▶ What needs to be done
Scan the listing below. Copy each line that contains "text".

=== Begin Enclosure ===

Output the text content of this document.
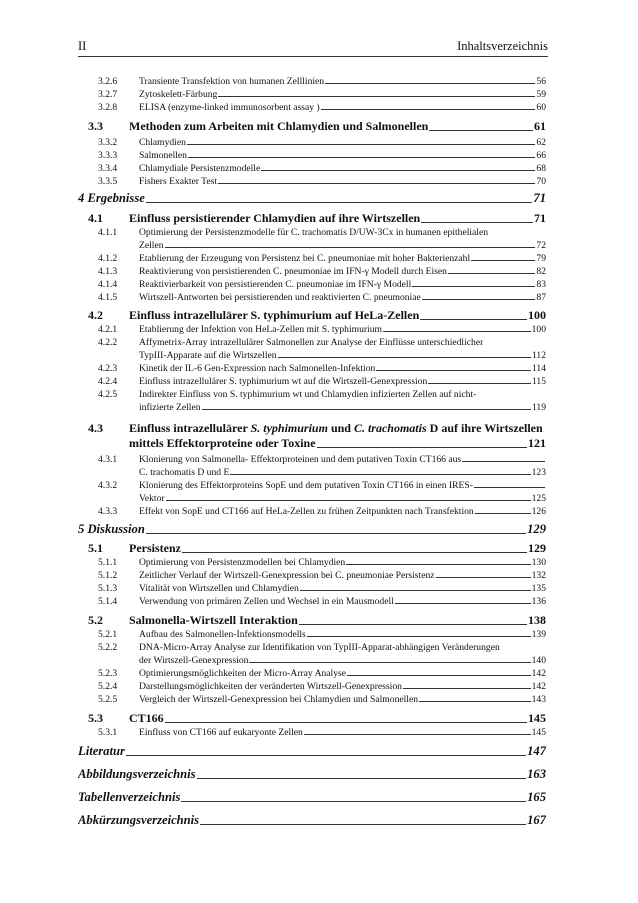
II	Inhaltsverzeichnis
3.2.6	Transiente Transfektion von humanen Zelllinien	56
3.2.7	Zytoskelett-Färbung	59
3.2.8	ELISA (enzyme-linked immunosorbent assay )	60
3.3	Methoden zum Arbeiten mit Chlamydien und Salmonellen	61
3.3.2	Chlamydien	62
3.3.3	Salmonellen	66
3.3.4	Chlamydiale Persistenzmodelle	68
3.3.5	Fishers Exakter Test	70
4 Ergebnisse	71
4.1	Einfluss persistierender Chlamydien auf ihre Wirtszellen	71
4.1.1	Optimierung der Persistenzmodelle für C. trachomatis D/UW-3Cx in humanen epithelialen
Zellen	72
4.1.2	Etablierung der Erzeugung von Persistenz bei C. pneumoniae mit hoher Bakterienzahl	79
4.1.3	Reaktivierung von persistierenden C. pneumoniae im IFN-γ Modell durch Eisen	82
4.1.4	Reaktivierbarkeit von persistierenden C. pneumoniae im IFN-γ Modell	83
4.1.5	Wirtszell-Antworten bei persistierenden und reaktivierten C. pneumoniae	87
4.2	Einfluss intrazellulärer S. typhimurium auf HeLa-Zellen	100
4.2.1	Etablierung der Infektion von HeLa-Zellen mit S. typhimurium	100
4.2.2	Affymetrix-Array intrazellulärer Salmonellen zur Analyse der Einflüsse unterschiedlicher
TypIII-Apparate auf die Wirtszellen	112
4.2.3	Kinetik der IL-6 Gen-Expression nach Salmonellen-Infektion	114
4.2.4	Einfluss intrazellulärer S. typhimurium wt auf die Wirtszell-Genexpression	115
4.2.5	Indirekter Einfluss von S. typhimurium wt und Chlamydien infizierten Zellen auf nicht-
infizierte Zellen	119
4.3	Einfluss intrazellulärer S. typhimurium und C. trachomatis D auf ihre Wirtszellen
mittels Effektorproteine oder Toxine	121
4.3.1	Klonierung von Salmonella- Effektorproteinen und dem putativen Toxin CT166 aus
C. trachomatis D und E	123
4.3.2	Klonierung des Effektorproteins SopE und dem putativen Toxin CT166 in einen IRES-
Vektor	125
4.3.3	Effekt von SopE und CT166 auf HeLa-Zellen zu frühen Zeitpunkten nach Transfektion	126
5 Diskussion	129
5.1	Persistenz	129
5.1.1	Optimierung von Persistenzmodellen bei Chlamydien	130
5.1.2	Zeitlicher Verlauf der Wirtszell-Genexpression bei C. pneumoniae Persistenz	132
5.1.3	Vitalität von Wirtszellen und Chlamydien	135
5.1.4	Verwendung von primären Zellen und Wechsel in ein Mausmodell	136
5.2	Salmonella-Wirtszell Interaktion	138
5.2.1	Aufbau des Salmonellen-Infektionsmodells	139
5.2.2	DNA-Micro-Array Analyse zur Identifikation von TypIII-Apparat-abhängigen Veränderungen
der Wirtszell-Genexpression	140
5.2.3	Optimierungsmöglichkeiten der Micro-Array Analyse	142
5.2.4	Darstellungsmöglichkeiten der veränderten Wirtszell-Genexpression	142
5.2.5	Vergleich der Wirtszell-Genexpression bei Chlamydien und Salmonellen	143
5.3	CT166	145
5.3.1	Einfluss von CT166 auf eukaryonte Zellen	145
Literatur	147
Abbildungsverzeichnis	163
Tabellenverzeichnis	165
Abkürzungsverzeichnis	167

=== End Enclosure ===
=== Begin Enclosure ===

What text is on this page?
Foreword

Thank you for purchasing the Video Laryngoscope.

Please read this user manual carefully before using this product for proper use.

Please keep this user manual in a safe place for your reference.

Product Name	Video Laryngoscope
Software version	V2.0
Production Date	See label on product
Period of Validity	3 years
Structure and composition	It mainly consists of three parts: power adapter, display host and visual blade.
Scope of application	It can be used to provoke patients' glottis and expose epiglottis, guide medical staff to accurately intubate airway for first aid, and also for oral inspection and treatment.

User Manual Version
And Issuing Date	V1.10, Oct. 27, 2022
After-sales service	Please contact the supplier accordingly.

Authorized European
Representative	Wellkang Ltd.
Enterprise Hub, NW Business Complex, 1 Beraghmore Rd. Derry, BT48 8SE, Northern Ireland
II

=== End Enclosure ===
=== Begin Enclosure ===

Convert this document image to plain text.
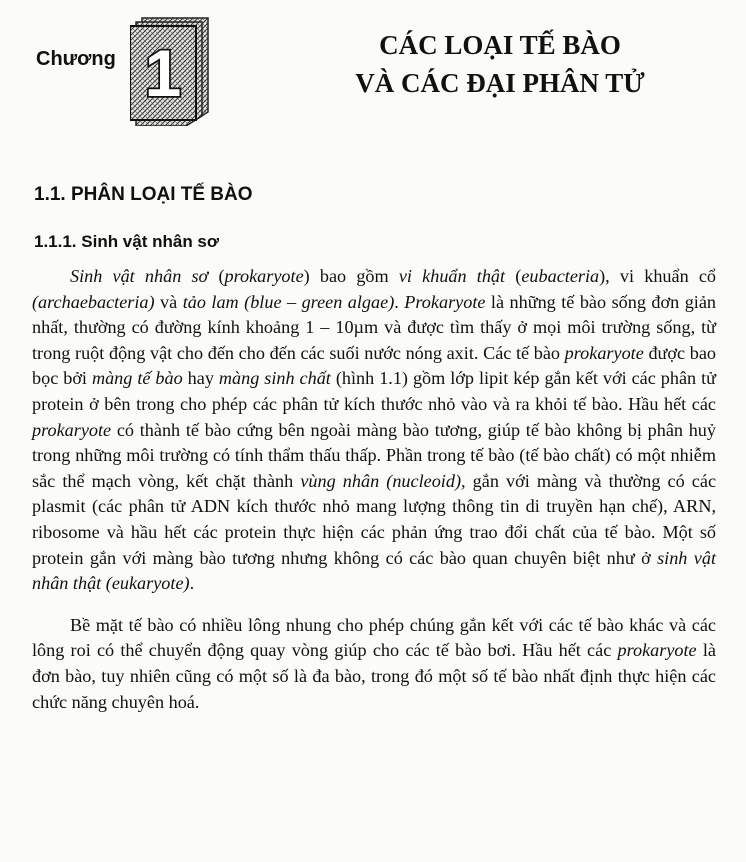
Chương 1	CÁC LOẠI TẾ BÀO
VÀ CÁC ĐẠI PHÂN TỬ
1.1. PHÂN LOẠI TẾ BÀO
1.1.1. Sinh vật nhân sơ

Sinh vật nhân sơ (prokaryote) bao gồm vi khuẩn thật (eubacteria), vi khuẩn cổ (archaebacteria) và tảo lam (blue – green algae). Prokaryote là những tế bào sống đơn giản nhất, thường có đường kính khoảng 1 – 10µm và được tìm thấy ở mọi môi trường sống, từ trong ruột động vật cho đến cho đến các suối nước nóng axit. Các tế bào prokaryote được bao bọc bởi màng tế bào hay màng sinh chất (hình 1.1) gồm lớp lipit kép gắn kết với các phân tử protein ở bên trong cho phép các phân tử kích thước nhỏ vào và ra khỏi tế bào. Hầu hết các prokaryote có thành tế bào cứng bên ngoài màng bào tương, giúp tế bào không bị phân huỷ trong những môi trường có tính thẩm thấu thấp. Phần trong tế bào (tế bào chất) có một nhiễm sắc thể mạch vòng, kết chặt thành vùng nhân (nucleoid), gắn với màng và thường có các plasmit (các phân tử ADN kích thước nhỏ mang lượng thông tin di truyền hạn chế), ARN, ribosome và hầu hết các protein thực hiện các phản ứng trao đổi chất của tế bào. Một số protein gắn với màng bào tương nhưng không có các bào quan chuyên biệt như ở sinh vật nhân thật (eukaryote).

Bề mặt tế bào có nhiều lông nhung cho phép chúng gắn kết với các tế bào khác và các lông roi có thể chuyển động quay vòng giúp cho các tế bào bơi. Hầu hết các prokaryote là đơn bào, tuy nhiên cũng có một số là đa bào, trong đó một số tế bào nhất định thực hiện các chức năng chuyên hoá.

=== End Enclosure ===

▶ Exercise response
Output the text content of this document.
What text is on this page?
Convert this document image to plain text.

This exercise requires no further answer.